| TAREA ASIGNADA 1 |
Sustituya "notification-dot" por "alert-dot" en las entradas que van desde el comienzo de estas hasta la línea que contiene "- bell-icon[interactable]: [794, 46, 825, 80]", ambas incluidas, y reprodúzcalas sin ningún otro cambio.

Cuando decidieron quemar el campamento, “una acción
colectiva sin heridos ni muertos”, las mujeres ocuparon la primera fila,
arrostraron a los policías que protegían el campamento y que pronto desistieron
ante la firmeza femenina. “Nadie en sus casas”, era la consigna, y pasaron tres
días en el monte hasta que los mandos militares aplacaron la rabia.
Están convencidos que las comunidades tomaron la
decisión, extraordinaria en sus vidas, cuando comprobaron que era verdad, que
el agua de las lagunas estaba cambiando por la mina. “La naturaleza es muy
potente”, sentencia Daniel, el único varón que colabora con las empanadas,
quizá por su especial sensibilidad de músico pelilargo.
Ahora que la mina está parcialmente detenida,
aunque la empresa construyó otro acceso algo más abajo, han decidido construir
porque, dicen, no pueden sostenerse sólo en base a resistir. En setiembre
inauguran el primer “colegio autónomo”, en Río Blanco, con docentes voluntarios
de la ciudad, porque “ellos usaban las escuelas como centro de adoctrinamiento
minero”.
Saben que las cosas van para largo, porque la
minera de Río Blanco está entre los cinco proyectos estratégicos definidos por
el Estado ecuatoriano. De modo que sienten la paralización como algo
momentáneo, que se levantará apenas bajen los brazos. Además de la escuela
decidieron crear una huerta comunitaria, que les permita mantener el espíritu
colectivo, además de iniciar el larguísimo camino hacia la soberanía
alimentaria.

| TAREA ASIGNADA 2 |
Según el texto sobre la mina de Río Blanco, ¿qué inauguran en setiembre?

| LÍNEAS DE DATOS |
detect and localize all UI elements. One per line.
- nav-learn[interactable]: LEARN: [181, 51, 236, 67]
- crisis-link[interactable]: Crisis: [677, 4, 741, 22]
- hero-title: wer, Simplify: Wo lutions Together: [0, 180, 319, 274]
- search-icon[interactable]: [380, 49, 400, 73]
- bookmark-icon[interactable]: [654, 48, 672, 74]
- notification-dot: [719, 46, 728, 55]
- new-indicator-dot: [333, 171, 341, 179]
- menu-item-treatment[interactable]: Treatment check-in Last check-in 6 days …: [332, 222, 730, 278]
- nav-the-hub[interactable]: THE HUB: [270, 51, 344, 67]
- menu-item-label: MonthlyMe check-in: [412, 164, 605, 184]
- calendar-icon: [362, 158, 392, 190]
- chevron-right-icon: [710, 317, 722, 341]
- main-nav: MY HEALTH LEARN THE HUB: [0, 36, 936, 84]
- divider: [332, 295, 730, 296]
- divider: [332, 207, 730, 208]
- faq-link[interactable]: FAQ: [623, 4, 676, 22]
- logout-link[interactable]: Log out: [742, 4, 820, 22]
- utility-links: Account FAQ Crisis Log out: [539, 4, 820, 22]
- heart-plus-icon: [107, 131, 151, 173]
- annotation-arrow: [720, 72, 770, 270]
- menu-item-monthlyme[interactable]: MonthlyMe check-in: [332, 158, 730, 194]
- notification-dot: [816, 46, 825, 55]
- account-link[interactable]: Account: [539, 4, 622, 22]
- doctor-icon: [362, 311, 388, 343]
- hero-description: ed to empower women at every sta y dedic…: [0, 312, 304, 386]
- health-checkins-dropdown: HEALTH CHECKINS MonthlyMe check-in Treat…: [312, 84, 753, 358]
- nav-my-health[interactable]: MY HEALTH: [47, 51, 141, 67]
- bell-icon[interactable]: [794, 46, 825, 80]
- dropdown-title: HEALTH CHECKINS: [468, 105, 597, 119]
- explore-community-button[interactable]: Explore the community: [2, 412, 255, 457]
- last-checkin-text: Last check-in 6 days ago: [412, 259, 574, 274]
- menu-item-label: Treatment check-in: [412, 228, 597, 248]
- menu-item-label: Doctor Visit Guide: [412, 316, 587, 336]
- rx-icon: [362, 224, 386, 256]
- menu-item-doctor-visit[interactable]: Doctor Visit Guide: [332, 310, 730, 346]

| RESPUESTA 1 |
detect and localize all UI elements. One per line.
- nav-learn[interactable]: LEARN: [181, 51, 236, 67]
- crisis-link[interactable]: Crisis: [677, 4, 741, 22]
- hero-title: wer, Simplify: Wo lutions Together: [0, 180, 319, 274]
- search-icon[interactable]: [380, 49, 400, 73]
- bookmark-icon[interactable]: [654, 48, 672, 74]
- alert-dot: [719, 46, 728, 55]
- new-indicator-dot: [333, 171, 341, 179]
- menu-item-treatment[interactable]: Treatment check-in Last check-in 6 days …: [332, 222, 730, 278]
- nav-the-hub[interactable]: THE HUB: [270, 51, 344, 67]
- menu-item-label: MonthlyMe check-in: [412, 164, 605, 184]
- calendar-icon: [362, 158, 392, 190]
- chevron-right-icon: [710, 317, 722, 341]
- main-nav: MY HEALTH LEARN THE HUB: [0, 36, 936, 84]
- divider: [332, 295, 730, 296]
- divider: [332, 207, 730, 208]
- faq-link[interactable]: FAQ: [623, 4, 676, 22]
- logout-link[interactable]: Log out: [742, 4, 820, 22]
- utility-links: Account FAQ Crisis Log out: [539, 4, 820, 22]
- heart-plus-icon: [107, 131, 151, 173]
- annotation-arrow: [720, 72, 770, 270]
- menu-item-monthlyme[interactable]: MonthlyMe check-in: [332, 158, 730, 194]
- alert-dot: [816, 46, 825, 55]
- account-link[interactable]: Account: [539, 4, 622, 22]
- doctor-icon: [362, 311, 388, 343]
- hero-description: ed to empower women at every sta y dedic…: [0, 312, 304, 386]
- health-checkins-dropdown: HEALTH CHECKINS MonthlyMe check-in Treat…: [312, 84, 753, 358]
- nav-my-health[interactable]: MY HEALTH: [47, 51, 141, 67]
- bell-icon[interactable]: [794, 46, 825, 80]

| RESPUESTA 2 |
El primer "colegio autónomo", en Río Blanco, con docentes voluntarios de la ciudad.